-- BEGIN --

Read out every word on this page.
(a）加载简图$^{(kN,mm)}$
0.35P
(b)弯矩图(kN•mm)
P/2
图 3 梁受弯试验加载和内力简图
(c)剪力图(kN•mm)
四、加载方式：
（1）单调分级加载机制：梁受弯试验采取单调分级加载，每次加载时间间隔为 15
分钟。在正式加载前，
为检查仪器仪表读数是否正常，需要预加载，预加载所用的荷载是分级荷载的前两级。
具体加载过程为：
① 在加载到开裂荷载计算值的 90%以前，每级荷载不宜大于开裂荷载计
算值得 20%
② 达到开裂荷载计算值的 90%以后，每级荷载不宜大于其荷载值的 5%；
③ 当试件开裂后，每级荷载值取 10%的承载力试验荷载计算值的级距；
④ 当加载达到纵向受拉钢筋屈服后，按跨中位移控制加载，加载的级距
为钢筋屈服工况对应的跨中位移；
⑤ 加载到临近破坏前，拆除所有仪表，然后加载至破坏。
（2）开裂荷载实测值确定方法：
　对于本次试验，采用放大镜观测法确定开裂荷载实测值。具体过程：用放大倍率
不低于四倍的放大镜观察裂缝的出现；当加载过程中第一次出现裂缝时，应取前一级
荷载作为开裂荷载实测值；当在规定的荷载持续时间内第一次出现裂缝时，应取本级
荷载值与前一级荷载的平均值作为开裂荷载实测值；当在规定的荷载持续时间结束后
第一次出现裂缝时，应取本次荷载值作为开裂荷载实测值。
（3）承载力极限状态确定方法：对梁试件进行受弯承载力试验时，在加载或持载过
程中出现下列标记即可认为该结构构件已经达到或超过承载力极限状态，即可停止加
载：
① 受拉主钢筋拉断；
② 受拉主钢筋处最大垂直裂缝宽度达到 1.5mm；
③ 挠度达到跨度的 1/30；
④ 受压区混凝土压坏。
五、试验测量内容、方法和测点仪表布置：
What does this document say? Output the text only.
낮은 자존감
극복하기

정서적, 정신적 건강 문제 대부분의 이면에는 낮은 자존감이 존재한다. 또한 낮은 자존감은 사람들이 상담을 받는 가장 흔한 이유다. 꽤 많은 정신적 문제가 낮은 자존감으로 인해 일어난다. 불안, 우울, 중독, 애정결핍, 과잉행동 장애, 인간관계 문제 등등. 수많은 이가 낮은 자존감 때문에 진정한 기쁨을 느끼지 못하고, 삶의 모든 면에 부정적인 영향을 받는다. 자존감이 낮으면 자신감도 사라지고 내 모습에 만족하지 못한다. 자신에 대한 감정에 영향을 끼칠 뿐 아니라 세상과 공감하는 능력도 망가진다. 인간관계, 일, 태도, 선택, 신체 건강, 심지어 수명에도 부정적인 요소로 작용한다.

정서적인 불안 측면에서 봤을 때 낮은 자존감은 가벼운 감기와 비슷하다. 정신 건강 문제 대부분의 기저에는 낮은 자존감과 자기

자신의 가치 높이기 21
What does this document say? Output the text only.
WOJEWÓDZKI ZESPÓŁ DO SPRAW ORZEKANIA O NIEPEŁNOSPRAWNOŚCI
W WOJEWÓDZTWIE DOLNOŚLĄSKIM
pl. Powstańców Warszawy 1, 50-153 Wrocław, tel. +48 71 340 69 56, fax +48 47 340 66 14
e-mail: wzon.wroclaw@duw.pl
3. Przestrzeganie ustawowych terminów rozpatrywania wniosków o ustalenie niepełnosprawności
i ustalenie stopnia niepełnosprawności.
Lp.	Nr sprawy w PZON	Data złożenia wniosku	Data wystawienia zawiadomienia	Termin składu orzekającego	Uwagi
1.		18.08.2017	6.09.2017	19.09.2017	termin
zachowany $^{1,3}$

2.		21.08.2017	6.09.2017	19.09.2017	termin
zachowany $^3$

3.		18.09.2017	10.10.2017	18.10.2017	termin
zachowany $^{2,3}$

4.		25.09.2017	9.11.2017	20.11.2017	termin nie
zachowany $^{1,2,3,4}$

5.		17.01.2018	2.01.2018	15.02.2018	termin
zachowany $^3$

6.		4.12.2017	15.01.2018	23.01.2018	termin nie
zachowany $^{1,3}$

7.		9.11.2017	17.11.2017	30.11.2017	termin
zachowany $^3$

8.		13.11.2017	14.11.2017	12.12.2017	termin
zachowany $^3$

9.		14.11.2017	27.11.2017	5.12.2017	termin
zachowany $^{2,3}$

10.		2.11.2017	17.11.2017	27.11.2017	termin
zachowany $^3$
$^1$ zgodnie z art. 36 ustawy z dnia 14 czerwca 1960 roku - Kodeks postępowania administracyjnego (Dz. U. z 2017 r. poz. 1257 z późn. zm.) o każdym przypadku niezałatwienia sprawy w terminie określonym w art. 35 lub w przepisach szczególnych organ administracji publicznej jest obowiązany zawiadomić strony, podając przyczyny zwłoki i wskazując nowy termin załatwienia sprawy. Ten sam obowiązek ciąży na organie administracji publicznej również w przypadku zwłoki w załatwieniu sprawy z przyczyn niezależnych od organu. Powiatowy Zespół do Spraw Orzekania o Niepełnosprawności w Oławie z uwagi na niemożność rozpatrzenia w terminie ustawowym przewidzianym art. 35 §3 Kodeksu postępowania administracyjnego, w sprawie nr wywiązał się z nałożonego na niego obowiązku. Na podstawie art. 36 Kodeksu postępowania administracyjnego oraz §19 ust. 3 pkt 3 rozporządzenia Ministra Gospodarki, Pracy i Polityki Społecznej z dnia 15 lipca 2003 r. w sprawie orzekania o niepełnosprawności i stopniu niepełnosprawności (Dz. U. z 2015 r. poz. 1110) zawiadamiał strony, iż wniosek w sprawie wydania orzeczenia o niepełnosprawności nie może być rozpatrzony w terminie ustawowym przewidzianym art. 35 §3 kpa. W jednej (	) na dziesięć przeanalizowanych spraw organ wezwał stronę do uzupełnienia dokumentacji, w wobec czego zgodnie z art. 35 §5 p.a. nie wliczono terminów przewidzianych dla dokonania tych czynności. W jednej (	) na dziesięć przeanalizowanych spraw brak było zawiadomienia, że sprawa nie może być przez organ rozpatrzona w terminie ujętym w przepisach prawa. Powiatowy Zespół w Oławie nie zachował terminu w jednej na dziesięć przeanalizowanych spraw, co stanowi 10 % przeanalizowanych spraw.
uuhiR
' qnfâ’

-- END --

EXERCISE DIRECTIONS:
Go through the records and print each one exactly.

RESULT OF THE EXERCISE:
Read out every word on this page.
(a）加载简图$^{(kN,mm)}$
0.35P
(b)弯矩图(kN•mm)
P/2
图 3 梁受弯试验加载和内力简图
(c)剪力图(kN•mm)
四、加载方式：
（1）单调分级加载机制：梁受弯试验采取单调分级加载，每次加载时间间隔为 15
分钟。在正式加载前，
为检查仪器仪表读数是否正常，需要预加载，预加载所用的荷载是分级荷载的前两级。
具体加载过程为：
① 在加载到开裂荷载计算值的 90%以前，每级荷载不宜大于开裂荷载计
算值得 20%
② 达到开裂荷载计算值的 90%以后，每级荷载不宜大于其荷载值的 5%；
③ 当试件开裂后，每级荷载值取 10%的承载力试验荷载计算值的级距；
④ 当加载达到纵向受拉钢筋屈服后，按跨中位移控制加载，加载的级距
为钢筋屈服工况对应的跨中位移；
⑤ 加载到临近破坏前，拆除所有仪表，然后加载至破坏。
（2）开裂荷载实测值确定方法：
　对于本次试验，采用放大镜观测法确定开裂荷载实测值。具体过程：用放大倍率
不低于四倍的放大镜观察裂缝的出现；当加载过程中第一次出现裂缝时，应取前一级
荷载作为开裂荷载实测值；当在规定的荷载持续时间内第一次出现裂缝时，应取本级
荷载值与前一级荷载的平均值作为开裂荷载实测值；当在规定的荷载持续时间结束后
第一次出现裂缝时，应取本次荷载值作为开裂荷载实测值。
（3）承载力极限状态确定方法：对梁试件进行受弯承载力试验时，在加载或持载过
程中出现下列标记即可认为该结构构件已经达到或超过承载力极限状态，即可停止加
载：
① 受拉主钢筋拉断；
② 受拉主钢筋处最大垂直裂缝宽度达到 1.5mm；
③ 挠度达到跨度的 1/30；
④ 受压区混凝土压坏。
五、试验测量内容、方法和测点仪表布置：
What does this document say? Output the text only.
낮은 자존감
극복하기

정서적, 정신적 건강 문제 대부분의 이면에는 낮은 자존감이 존재한다. 또한 낮은 자존감은 사람들이 상담을 받는 가장 흔한 이유다. 꽤 많은 정신적 문제가 낮은 자존감으로 인해 일어난다. 불안, 우울, 중독, 애정결핍, 과잉행동 장애, 인간관계 문제 등등. 수많은 이가 낮은 자존감 때문에 진정한 기쁨을 느끼지 못하고, 삶의 모든 면에 부정적인 영향을 받는다. 자존감이 낮으면 자신감도 사라지고 내 모습에 만족하지 못한다. 자신에 대한 감정에 영향을 끼칠 뿐 아니라 세상과 공감하는 능력도 망가진다. 인간관계, 일, 태도, 선택, 신체 건강, 심지어 수명에도 부정적인 요소로 작용한다.

정서적인 불안 측면에서 봤을 때 낮은 자존감은 가벼운 감기와 비슷하다. 정신 건강 문제 대부분의 기저에는 낮은 자존감과 자기

자신의 가치 높이기 21
What does this document say? Output the text only.
WOJEWÓDZKI ZESPÓŁ DO SPRAW ORZEKANIA O NIEPEŁNOSPRAWNOŚCI
W WOJEWÓDZTWIE DOLNOŚLĄSKIM
pl. Powstańców Warszawy 1, 50-153 Wrocław, tel. +48 71 340 69 56, fax +48 47 340 66 14
e-mail: wzon.wroclaw@duw.pl
3. Przestrzeganie ustawowych terminów rozpatrywania wniosków o ustalenie niepełnosprawności
i ustalenie stopnia niepełnosprawności.
Lp.	Nr sprawy w PZON	Data złożenia wniosku	Data wystawienia zawiadomienia	Termin składu orzekającego	Uwagi
1.		18.08.2017	6.09.2017	19.09.2017	termin
zachowany $^{1,3}$

2.		21.08.2017	6.09.2017	19.09.2017	termin
zachowany $^3$

3.		18.09.2017	10.10.2017	18.10.2017	termin
zachowany $^{2,3}$

4.		25.09.2017	9.11.2017	20.11.2017	termin nie
zachowany $^{1,2,3,4}$

5.		17.01.2018	2.01.2018	15.02.2018	termin
zachowany $^3$

6.		4.12.2017	15.01.2018	23.01.2018	termin nie
zachowany $^{1,3}$

7.		9.11.2017	17.11.2017	30.11.2017	termin
zachowany $^3$

8.		13.11.2017	14.11.2017	12.12.2017	termin
zachowany $^3$

9.		14.11.2017	27.11.2017	5.12.2017	termin
zachowany $^{2,3}$

10.		2.11.2017	17.11.2017	27.11.2017	termin
zachowany $^3$
$^1$ zgodnie z art. 36 ustawy z dnia 14 czerwca 1960 roku - Kodeks postępowania administracyjnego (Dz. U. z 2017 r. poz. 1257 z późn. zm.) o każdym przypadku niezałatwienia sprawy w terminie określonym w art. 35 lub w przepisach szczególnych organ administracji publicznej jest obowiązany zawiadomić strony, podając przyczyny zwłoki i wskazując nowy termin załatwienia sprawy. Ten sam obowiązek ciąży na organie administracji publicznej również w przypadku zwłoki w załatwieniu sprawy z przyczyn niezależnych od organu. Powiatowy Zespół do Spraw Orzekania o Niepełnosprawności w Oławie z uwagi na niemożność rozpatrzenia w terminie ustawowym przewidzianym art. 35 §3 Kodeksu postępowania administracyjnego, w sprawie nr wywiązał się z nałożonego na niego obowiązku. Na podstawie art. 36 Kodeksu postępowania administracyjnego oraz §19 ust. 3 pkt 3 rozporządzenia Ministra Gospodarki, Pracy i Polityki Społecznej z dnia 15 lipca 2003 r. w sprawie orzekania o niepełnosprawności i stopniu niepełnosprawności (Dz. U. z 2015 r. poz. 1110) zawiadamiał strony, iż wniosek w sprawie wydania orzeczenia o niepełnosprawności nie może być rozpatrzony w terminie ustawowym przewidzianym art. 35 §3 kpa. W jednej (	) na dziesięć przeanalizowanych spraw organ wezwał stronę do uzupełnienia dokumentacji, w wobec czego zgodnie z art. 35 §5 p.a. nie wliczono terminów przewidzianych dla dokonania tych czynności. W jednej (	) na dziesięć przeanalizowanych spraw brak było zawiadomienia, że sprawa nie może być przez organ rozpatrzona w terminie ujętym w przepisach prawa. Powiatowy Zespół w Oławie nie zachował terminu w jednej na dziesięć przeanalizowanych spraw, co stanowi 10 % przeanalizowanych spraw.
uuhiR
' qnfâ’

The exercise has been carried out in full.